● TASK:
Print the entries in full, word for word, but not the pictures.

● WORKING DATA:
══════

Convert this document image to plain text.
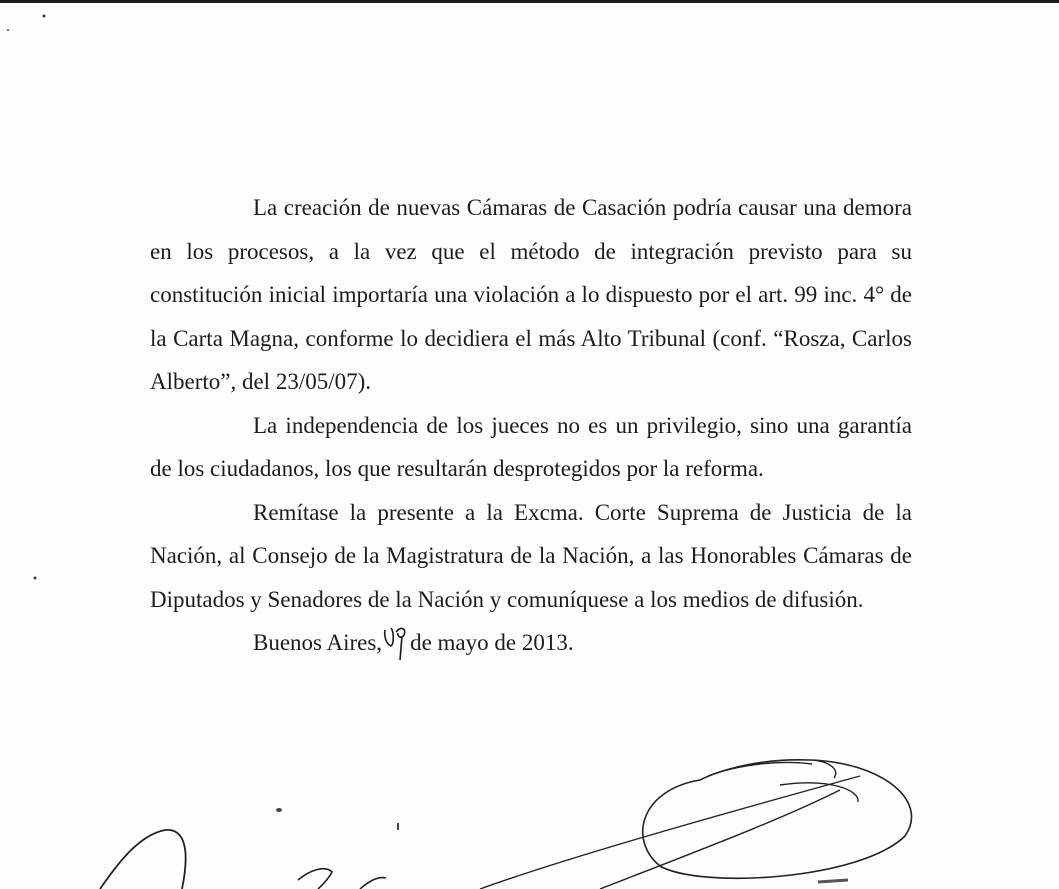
La creación de nuevas Cámaras de Casación podría causar una demora en los procesos, a la vez que el método de integración previsto para su constitución inicial importaría una violación a lo dispuesto por el art. 99 inc. 4° de la Carta Magna, conforme lo decidiera el más Alto Tribunal (conf. “Rosza, Carlos Alberto”, del 23/05/07).

La independencia de los jueces no es un privilegio, sino una garantía de los ciudadanos, los que resultarán desprotegidos por la reforma.

Remítase la presente a la Excma. Corte Suprema de Justicia de la Nación, al Consejo de la Magistratura de la Nación, a las Honorables Cámaras de Diputados y Senadores de la Nación y comuníquese a los medios de difusión.

Buenos Aires, de mayo de 2013.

══════

● EXPECTED ANSWER:
Convert this document image to plain text.
La creación de nuevas Cámaras de Casación podría causar una demora en los procesos, a la vez que el método de integración previsto para su constitución inicial importaría una violación a lo dispuesto por el art. 99 inc. 4° de la Carta Magna, conforme lo decidiera el más Alto Tribunal (conf. “Rosza, Carlos Alberto”, del 23/05/07).

La independencia de los jueces no es un privilegio, sino una garantía de los ciudadanos, los que resultarán desprotegidos por la reforma.

Remítase la presente a la Excma. Corte Suprema de Justicia de la Nación, al Consejo de la Magistratura de la Nación, a las Honorables Cámaras de Diputados y Senadores de la Nación y comuníquese a los medios de difusión.

Buenos Aires, de mayo de 2013.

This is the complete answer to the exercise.